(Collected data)

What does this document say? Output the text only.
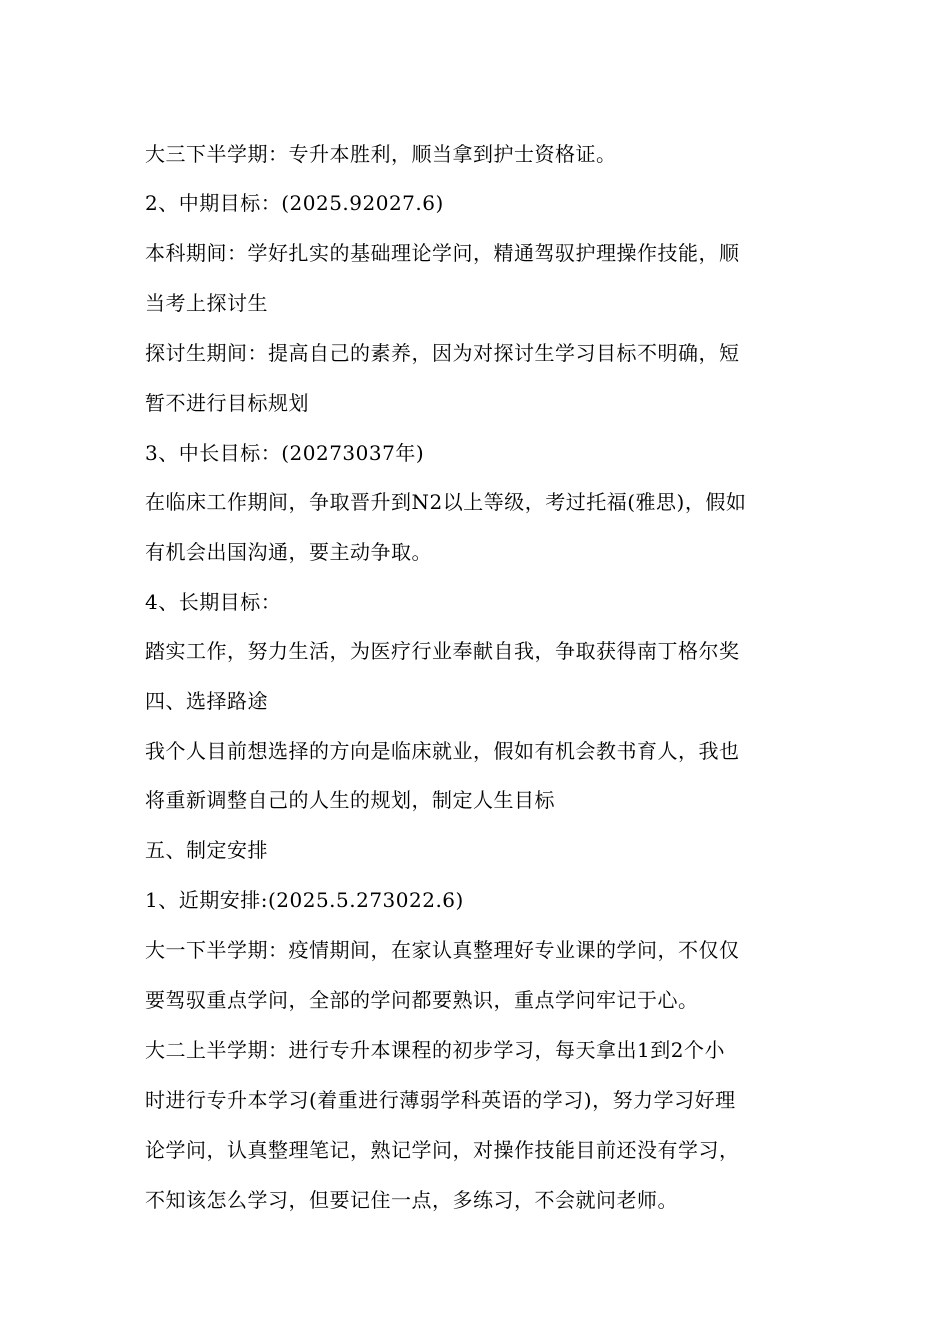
大三下半学期：专升本胜利，顺当拿到护士资格证。
2、中期目标：(2025.92027.6)
本科期间：学好扎实的基础理论学问，精通驾驭护理操作技能，顺
当考上探讨生
探讨生期间：提高自己的素养，因为对探讨生学习目标不明确，短
暂不进行目标规划
3、中长目标：(20273037年)
在临床工作期间，争取晋升到N2以上等级，考过托福(雅思)，假如
有机会出国沟通，要主动争取。
4、长期目标：
踏实工作，努力生活，为医疗行业奉献自我，争取获得南丁格尔奖
四、选择路途
我个人目前想选择的方向是临床就业，假如有机会教书育人，我也
将重新调整自己的人生的规划，制定人生目标
五、制定安排
1、近期安排:(2025.5.273022.6)
大一下半学期：疫情期间，在家认真整理好专业课的学问，不仅仅
要驾驭重点学问，全部的学问都要熟识，重点学问牢记于心。
大二上半学期：进行专升本课程的初步学习，每天拿出1到2个小
时进行专升本学习(着重进行薄弱学科英语的学习)，努力学习好理
论学问，认真整理笔记，熟记学问，对操作技能目前还没有学习，
不知该怎么学习，但要记住一点，多练习，不会就问老师。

Required task: Every record is to be reproduced exactly, with no pictures included.

Full response:
What does this document say? Output the text only.
大三下半学期：专升本胜利，顺当拿到护士资格证。
2、中期目标：(2025.92027.6)
本科期间：学好扎实的基础理论学问，精通驾驭护理操作技能，顺
当考上探讨生
探讨生期间：提高自己的素养，因为对探讨生学习目标不明确，短
暂不进行目标规划
3、中长目标：(20273037年)
在临床工作期间，争取晋升到N2以上等级，考过托福(雅思)，假如
有机会出国沟通，要主动争取。
4、长期目标：
踏实工作，努力生活，为医疗行业奉献自我，争取获得南丁格尔奖
四、选择路途
我个人目前想选择的方向是临床就业，假如有机会教书育人，我也
将重新调整自己的人生的规划，制定人生目标
五、制定安排
1、近期安排:(2025.5.273022.6)
大一下半学期：疫情期间，在家认真整理好专业课的学问，不仅仅
要驾驭重点学问，全部的学问都要熟识，重点学问牢记于心。
大二上半学期：进行专升本课程的初步学习，每天拿出1到2个小
时进行专升本学习(着重进行薄弱学科英语的学习)，努力学习好理
论学问，认真整理笔记，熟记学问，对操作技能目前还没有学习，
不知该怎么学习，但要记住一点，多练习，不会就问老师。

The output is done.